▸ Exercise task: Transcribe the material word for word, but without the images.

▸ Exercise material:
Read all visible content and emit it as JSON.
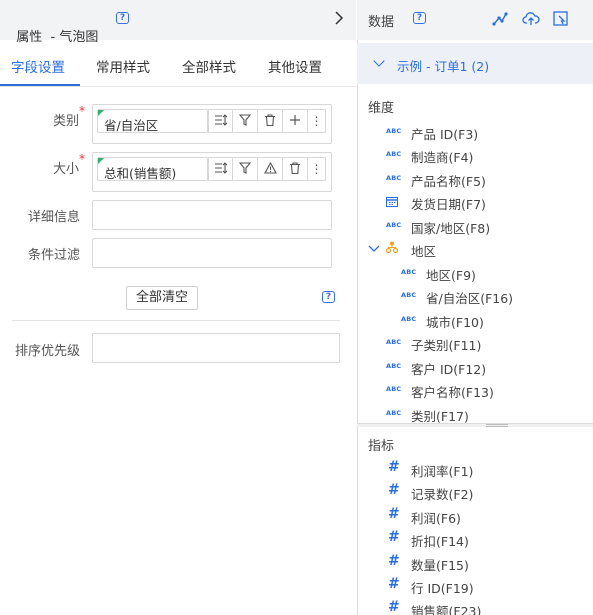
{
  "properties": {
    "title": "属性  - 气泡图",
    "tabs": [
      "字段设置",
      "常用样式",
      "全部样式",
      "其他设置"
    ],
    "active_tab": "字段设置",
    "fields": {
      "category_label": "类别",
      "category_value": "省/自治区",
      "size_label": "大小",
      "size_value": "总和(销售额)",
      "detail_label": "详细信息",
      "filter_label": "条件过滤",
      "clear_all": "全部清空",
      "sort_label": "排序优先级"
    }
  },
  "data_panel": {
    "title": "数据",
    "dataset": "示例 - 订单1 (2)",
    "dimensions_title": "维度",
    "dimensions": [
      {
        "label": "产品 ID(F3)",
        "icon": "abc-icon"
      },
      {
        "label": "制造商(F4)",
        "icon": "abc-icon"
      },
      {
        "label": "产品名称(F5)",
        "icon": "abc-icon"
      },
      {
        "label": "发货日期(F7)",
        "icon": "calendar-icon"
      },
      {
        "label": "国家/地区(F8)",
        "icon": "abc-icon"
      },
      {
        "label": "地区",
        "icon": "hierarchy-icon"
      },
      {
        "label": "地区(F9)",
        "icon": "abc-icon"
      },
      {
        "label": "省/自治区(F16)",
        "icon": "abc-icon"
      },
      {
        "label": "城市(F10)",
        "icon": "abc-icon"
      },
      {
        "label": "子类别(F11)",
        "icon": "abc-icon"
      },
      {
        "label": "客户 ID(F12)",
        "icon": "abc-icon"
      },
      {
        "label": "客户名称(F13)",
        "icon": "abc-icon"
      },
      {
        "label": "类别(F17)",
        "icon": "abc-icon"
      }
    ],
    "measures_title": "指标",
    "measures": [
      {
        "label": "利润率(F1)"
      },
      {
        "label": "记录数(F2)"
      },
      {
        "label": "利润(F6)"
      },
      {
        "label": "折扣(F14)"
      },
      {
        "label": "数量(F15)"
      },
      {
        "label": "行 ID(F19)"
      },
      {
        "label": "销售额(F23)"
      }
    ],
    "abc_glyph": "ABC",
    "measure_glyph": "#"
  },
  "colors": {
    "accent": "#2a6ee0",
    "required": "#e33333",
    "field_marker": "#2db36b"
  }
}
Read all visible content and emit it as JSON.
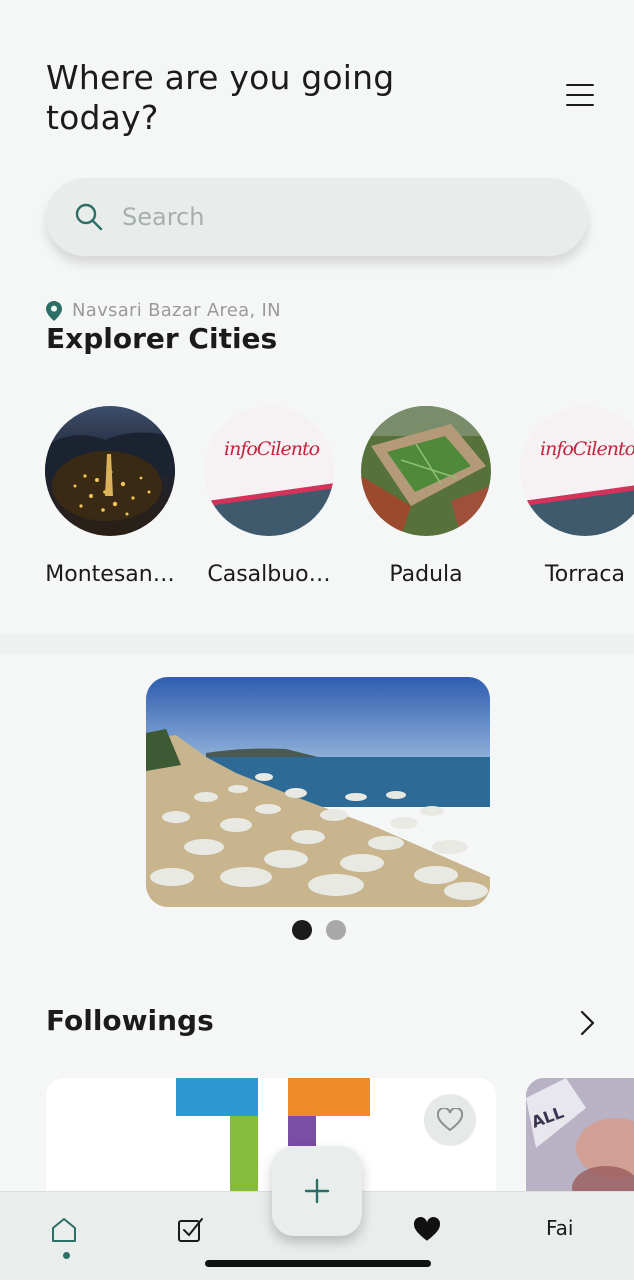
{
  "header": {
    "title": "Where are you going today?"
  },
  "search": {
    "placeholder": "Search"
  },
  "location": {
    "text": "Navsari Bazar Area, IN"
  },
  "explorer": {
    "title": "Explorer Cities",
    "cities": [
      {
        "name": "Montesan…",
        "image": "night-town-photo"
      },
      {
        "name": "Casalbuo…",
        "image": "infocilento-logo"
      },
      {
        "name": "Padula",
        "image": "monastery-aerial-photo"
      },
      {
        "name": "Torraca",
        "image": "infocilento-logo"
      }
    ],
    "logo_text": "infoCilento"
  },
  "banner": {
    "image": "beach-umbrellas-photo",
    "slides": 2,
    "active_slide": 1
  },
  "followings": {
    "title": "Followings"
  },
  "nav": {
    "fai_label": "Fai"
  },
  "colors": {
    "accent": "#2d6e66",
    "background": "#f5f7f7",
    "surface": "#e9eeed"
  }
}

▸ Output of the exercise:
Read all visible content and emit it as JSON.
{
  "properties": {
    "title": "属性  - 气泡图",
    "tabs": [
      "字段设置",
      "常用样式",
      "全部样式",
      "其他设置"
    ],
    "active_tab": "字段设置",
    "fields": {
      "category_label": "类别",
      "category_value": "省/自治区",
      "size_label": "大小",
      "size_value": "总和(销售额)",
      "detail_label": "详细信息",
      "filter_label": "条件过滤",
      "clear_all": "全部清空",
      "sort_label": "排序优先级"
    }
  },
  "data_panel": {
    "title": "数据",
    "dataset": "示例 - 订单1 (2)",
    "dimensions_title": "维度",
    "dimensions": [
      {
        "label": "产品 ID(F3)",
        "icon": "abc-icon"
      },
      {
        "label": "制造商(F4)",
        "icon": "abc-icon"
      },
      {
        "label": "产品名称(F5)",
        "icon": "abc-icon"
      },
      {
        "label": "发货日期(F7)",
        "icon": "calendar-icon"
      },
      {
        "label": "国家/地区(F8)",
        "icon": "abc-icon"
      },
      {
        "label": "地区",
        "icon": "hierarchy-icon"
      },
      {
        "label": "地区(F9)",
        "icon": "abc-icon"
      },
      {
        "label": "省/自治区(F16)",
        "icon": "abc-icon"
      },
      {
        "label": "城市(F10)",
        "icon": "abc-icon"
      },
      {
        "label": "子类别(F11)",
        "icon": "abc-icon"
      },
      {
        "label": "客户 ID(F12)",
        "icon": "abc-icon"
      },
      {
        "label": "客户名称(F13)",
        "icon": "abc-icon"
      },
      {
        "label": "类别(F17)",
        "icon": "abc-icon"
      }
    ],
    "measures_title": "指标",
    "measures": [
      {
        "label": "利润率(F1)"
      },
      {
        "label": "记录数(F2)"
      },
      {
        "label": "利润(F6)"
      },
      {
        "label": "折扣(F14)"
      },
      {
        "label": "数量(F15)"
      },
      {
        "label": "行 ID(F19)"
      },
      {
        "label": "销售额(F23)"
      }
    ],
    "abc_glyph": "ABC",
    "measure_glyph": "#"
  },
  "colors": {
    "accent": "#2a6ee0",
    "required": "#e33333",
    "field_marker": "#2db36b"
  }
}
Read all visible content and emit it as JSON.
{
  "header": {
    "title": "Where are you going today?"
  },
  "search": {
    "placeholder": "Search"
  },
  "location": {
    "text": "Navsari Bazar Area, IN"
  },
  "explorer": {
    "title": "Explorer Cities",
    "cities": [
      {
        "name": "Montesan…",
        "image": "night-town-photo"
      },
      {
        "name": "Casalbuo…",
        "image": "infocilento-logo"
      },
      {
        "name": "Padula",
        "image": "monastery-aerial-photo"
      },
      {
        "name": "Torraca",
        "image": "infocilento-logo"
      }
    ],
    "logo_text": "infoCilento"
  },
  "banner": {
    "image": "beach-umbrellas-photo",
    "slides": 2,
    "active_slide": 1
  },
  "followings": {
    "title": "Followings"
  },
  "nav": {
    "fai_label": "Fai"
  },
  "colors": {
    "accent": "#2d6e66",
    "background": "#f5f7f7",
    "surface": "#e9eeed"
  }
}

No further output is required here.